Brief
Using the data below, tally the lines that include the string "title". Only the number is wanted.

Provided entries
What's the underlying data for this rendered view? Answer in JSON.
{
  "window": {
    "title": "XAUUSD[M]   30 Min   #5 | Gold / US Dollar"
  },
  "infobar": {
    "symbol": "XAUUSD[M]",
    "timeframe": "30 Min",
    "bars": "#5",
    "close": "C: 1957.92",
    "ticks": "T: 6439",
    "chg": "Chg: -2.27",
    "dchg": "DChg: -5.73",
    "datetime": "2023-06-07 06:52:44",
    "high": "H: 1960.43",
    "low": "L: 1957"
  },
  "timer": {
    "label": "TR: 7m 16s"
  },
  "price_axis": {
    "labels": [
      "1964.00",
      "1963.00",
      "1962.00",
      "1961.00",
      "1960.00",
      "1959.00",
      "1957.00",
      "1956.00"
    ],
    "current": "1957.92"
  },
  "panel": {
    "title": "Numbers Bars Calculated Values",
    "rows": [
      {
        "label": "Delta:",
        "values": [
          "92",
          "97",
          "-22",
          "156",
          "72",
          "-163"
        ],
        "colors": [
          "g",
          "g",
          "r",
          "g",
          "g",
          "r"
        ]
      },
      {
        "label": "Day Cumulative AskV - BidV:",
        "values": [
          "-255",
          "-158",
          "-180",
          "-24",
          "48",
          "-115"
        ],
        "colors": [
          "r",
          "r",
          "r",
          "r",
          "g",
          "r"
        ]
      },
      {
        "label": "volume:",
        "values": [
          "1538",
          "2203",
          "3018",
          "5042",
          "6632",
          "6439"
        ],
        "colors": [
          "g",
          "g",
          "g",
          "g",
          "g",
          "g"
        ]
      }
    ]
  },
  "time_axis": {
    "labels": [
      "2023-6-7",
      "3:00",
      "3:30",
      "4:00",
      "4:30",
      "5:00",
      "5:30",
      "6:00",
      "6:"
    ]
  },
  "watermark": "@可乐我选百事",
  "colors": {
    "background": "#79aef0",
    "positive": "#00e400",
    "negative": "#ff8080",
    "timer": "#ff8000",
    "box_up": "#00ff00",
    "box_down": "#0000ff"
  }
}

Output for this task
2